[start]

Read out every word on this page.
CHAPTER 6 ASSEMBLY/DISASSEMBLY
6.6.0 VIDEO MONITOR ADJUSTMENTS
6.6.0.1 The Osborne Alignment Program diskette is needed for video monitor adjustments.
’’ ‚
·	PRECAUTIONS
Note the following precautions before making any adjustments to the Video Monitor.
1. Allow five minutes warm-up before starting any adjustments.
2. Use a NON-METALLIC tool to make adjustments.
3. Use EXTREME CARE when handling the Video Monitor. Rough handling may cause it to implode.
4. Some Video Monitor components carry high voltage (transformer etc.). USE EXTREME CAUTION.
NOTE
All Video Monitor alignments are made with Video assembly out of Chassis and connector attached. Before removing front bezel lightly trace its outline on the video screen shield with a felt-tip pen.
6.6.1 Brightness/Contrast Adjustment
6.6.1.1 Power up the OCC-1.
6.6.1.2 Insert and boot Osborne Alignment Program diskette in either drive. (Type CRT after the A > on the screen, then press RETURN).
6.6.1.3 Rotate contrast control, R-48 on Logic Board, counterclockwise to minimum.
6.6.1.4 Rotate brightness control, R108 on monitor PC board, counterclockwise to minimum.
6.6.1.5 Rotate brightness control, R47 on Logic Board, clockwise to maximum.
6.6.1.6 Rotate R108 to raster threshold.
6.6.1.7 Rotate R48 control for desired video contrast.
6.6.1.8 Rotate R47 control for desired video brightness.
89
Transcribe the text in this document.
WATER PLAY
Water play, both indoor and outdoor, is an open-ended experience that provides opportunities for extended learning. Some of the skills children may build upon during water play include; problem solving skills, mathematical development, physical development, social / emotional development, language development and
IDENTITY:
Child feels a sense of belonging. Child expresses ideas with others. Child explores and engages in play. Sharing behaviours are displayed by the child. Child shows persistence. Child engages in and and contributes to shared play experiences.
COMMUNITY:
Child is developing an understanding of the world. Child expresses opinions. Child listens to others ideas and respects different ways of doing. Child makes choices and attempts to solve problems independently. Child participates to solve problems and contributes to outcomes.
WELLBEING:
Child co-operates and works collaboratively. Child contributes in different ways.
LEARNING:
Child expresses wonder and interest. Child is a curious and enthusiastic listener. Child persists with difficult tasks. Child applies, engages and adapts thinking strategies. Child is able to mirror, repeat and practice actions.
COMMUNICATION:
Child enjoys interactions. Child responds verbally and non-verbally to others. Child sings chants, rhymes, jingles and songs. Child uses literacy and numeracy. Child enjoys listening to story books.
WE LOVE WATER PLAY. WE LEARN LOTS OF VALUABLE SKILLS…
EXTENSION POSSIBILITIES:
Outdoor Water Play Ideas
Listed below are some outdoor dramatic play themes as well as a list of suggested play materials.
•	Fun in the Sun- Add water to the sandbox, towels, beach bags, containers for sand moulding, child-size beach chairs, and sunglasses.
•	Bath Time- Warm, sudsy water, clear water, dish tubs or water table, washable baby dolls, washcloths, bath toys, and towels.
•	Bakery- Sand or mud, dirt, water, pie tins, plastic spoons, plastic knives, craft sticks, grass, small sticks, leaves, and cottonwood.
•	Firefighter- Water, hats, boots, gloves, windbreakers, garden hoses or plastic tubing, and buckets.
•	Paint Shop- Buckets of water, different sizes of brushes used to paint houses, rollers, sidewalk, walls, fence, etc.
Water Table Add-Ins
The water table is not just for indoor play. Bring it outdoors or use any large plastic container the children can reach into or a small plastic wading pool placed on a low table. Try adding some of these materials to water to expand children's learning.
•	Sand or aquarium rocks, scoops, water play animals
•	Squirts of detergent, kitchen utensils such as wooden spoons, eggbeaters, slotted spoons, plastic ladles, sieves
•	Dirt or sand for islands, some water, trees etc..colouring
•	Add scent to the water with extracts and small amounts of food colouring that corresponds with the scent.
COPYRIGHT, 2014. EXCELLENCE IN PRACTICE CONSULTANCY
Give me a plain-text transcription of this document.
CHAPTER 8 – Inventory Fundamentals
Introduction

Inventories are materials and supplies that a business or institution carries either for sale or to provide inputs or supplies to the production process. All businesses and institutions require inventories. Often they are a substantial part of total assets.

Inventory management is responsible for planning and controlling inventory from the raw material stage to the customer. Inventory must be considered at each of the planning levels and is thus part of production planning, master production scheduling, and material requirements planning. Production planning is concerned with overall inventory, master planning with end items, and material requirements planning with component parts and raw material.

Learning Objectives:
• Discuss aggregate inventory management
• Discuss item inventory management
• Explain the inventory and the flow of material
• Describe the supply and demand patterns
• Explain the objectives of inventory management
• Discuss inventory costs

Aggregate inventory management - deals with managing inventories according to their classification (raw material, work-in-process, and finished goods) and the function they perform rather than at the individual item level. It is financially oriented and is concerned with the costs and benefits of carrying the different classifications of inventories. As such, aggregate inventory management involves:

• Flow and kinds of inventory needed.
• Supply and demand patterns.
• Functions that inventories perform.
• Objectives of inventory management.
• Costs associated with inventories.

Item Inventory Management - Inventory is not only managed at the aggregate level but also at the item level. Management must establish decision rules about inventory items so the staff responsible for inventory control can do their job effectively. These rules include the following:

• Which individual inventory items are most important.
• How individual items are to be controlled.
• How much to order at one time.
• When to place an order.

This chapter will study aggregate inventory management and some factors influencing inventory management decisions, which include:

[end]

Filter the records above for "contributes" and copy every matching line.

> [Written answer]
Child feels a sense of belonging. Child expresses ideas with others. Child explores and engages in play. Sharing behaviours are displayed by the child. Child shows persistence. Child engages in and and contributes to shared play experiences.
Child is developing an understanding of the world. Child expresses opinions. Child listens to others ideas and respects different ways of doing. Child makes choices and attempts to solve problems independently. Child participates to solve problems and contributes to outcomes.
Child co-operates and works collaboratively. Child contributes in different ways.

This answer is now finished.